■ **RECORDS SUPPLIED**

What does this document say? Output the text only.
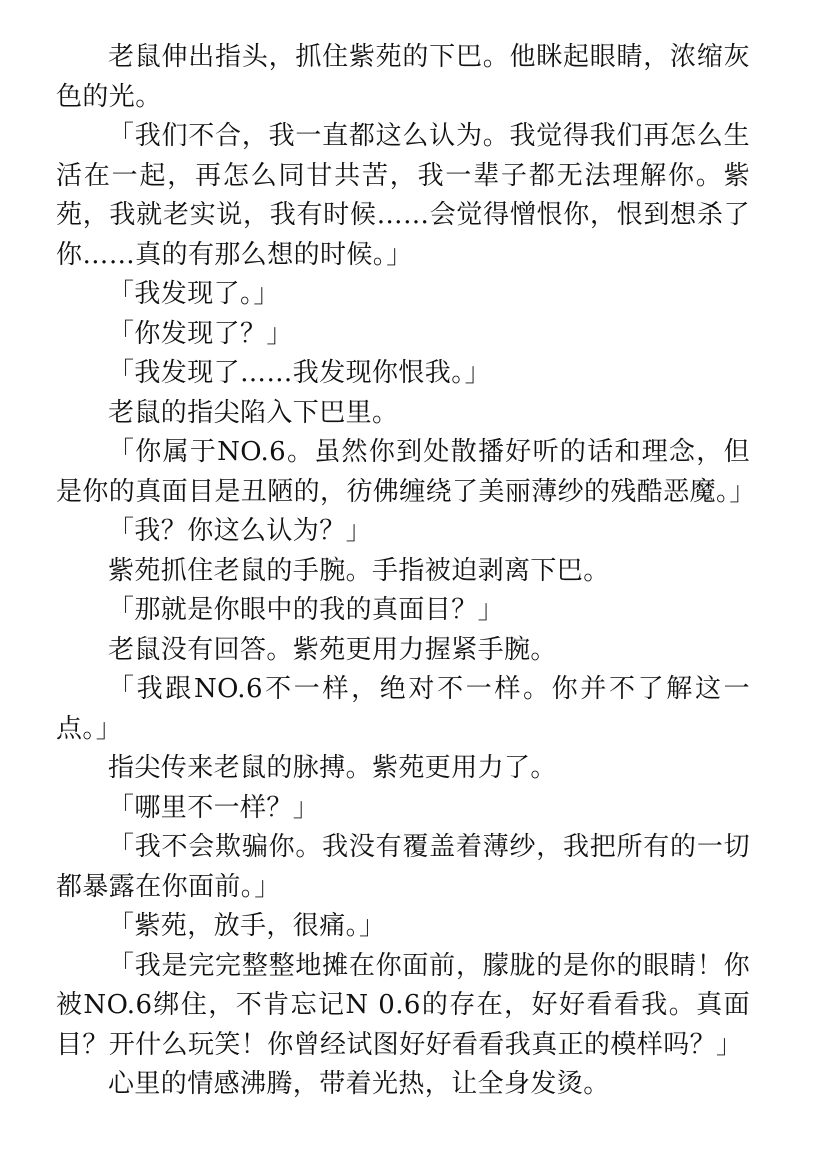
老鼠伸出指头，抓住紫苑的下巴。他眯起眼睛，浓缩灰色的光。

「我们不合，我一直都这么认为。我觉得我们再怎么生活在一起，再怎么同甘共苦，我一辈子都无法理解你。紫苑，我就老实说，我有时候……会觉得憎恨你，恨到想杀了你……真的有那么想的时候。」

「我发现了。」

「你发现了？」

「我发现了……我发现你恨我。」

老鼠的指尖陷入下巴里。

「你属于NO.6。虽然你到处散播好听的话和理念，但是你的真面目是丑陋的，彷佛缠绕了美丽薄纱的残酷恶魔。」

「我？你这么认为？」

紫苑抓住老鼠的手腕。手指被迫剥离下巴。

「那就是你眼中的我的真面目？」

老鼠没有回答。紫苑更用力握紧手腕。

「我跟NO.6不一样，绝对不一样。你并不了解这一点。」

指尖传来老鼠的脉搏。紫苑更用力了。

「哪里不一样？」

「我不会欺骗你。我没有覆盖着薄纱，我把所有的一切都暴露在你面前。」

「紫苑，放手，很痛。」

「我是完完整整地摊在你面前，朦胧的是你的眼睛！你被NO.6绑住，不肯忘记N 0.6的存在，好好看看我。真面目？开什么玩笑！你曾经试图好好看看我真正的模样吗？」

心里的情感沸腾，带着光热，让全身发烫。
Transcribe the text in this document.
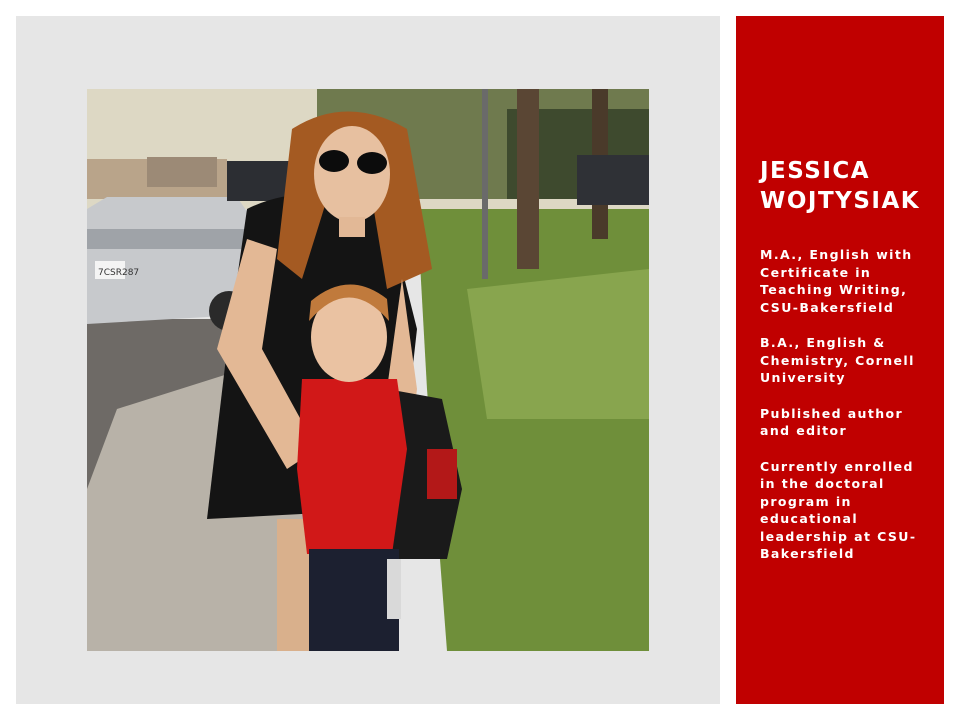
7CSR287
JESSICA WOJTYSIAK
M.A., English with Certificate in Teaching Writing, CSU-Bakersfield
B.A., English & Chemistry, Cornell University
Published author and editor
Currently enrolled in the doctoral program in educational leadership at CSU-Bakersfield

■ **WHAT YOU NEED TO DO**
Omit each picture, then return all of the listing exactly as it stands.

■ **TASK SOLUTION**
What does this document say? Output the text only.
老鼠伸出指头，抓住紫苑的下巴。他眯起眼睛，浓缩灰色的光。

「我们不合，我一直都这么认为。我觉得我们再怎么生活在一起，再怎么同甘共苦，我一辈子都无法理解你。紫苑，我就老实说，我有时候……会觉得憎恨你，恨到想杀了你……真的有那么想的时候。」

「我发现了。」

「你发现了？」

「我发现了……我发现你恨我。」

老鼠的指尖陷入下巴里。

「你属于NO.6。虽然你到处散播好听的话和理念，但是你的真面目是丑陋的，彷佛缠绕了美丽薄纱的残酷恶魔。」

「我？你这么认为？」

紫苑抓住老鼠的手腕。手指被迫剥离下巴。

「那就是你眼中的我的真面目？」

老鼠没有回答。紫苑更用力握紧手腕。

「我跟NO.6不一样，绝对不一样。你并不了解这一点。」

指尖传来老鼠的脉搏。紫苑更用力了。

「哪里不一样？」

「我不会欺骗你。我没有覆盖着薄纱，我把所有的一切都暴露在你面前。」

「紫苑，放手，很痛。」

「我是完完整整地摊在你面前，朦胧的是你的眼睛！你被NO.6绑住，不肯忘记N 0.6的存在，好好看看我。真面目？开什么玩笑！你曾经试图好好看看我真正的模样吗？」

心里的情感沸腾，带着光热，让全身发烫。
Transcribe the text in this document.
7CSR287
JESSICA WOJTYSIAK
M.A., English with Certificate in Teaching Writing, CSU-Bakersfield
B.A., English & Chemistry, Cornell University
Published author and editor
Currently enrolled in the doctoral program in educational leadership at CSU-Bakersfield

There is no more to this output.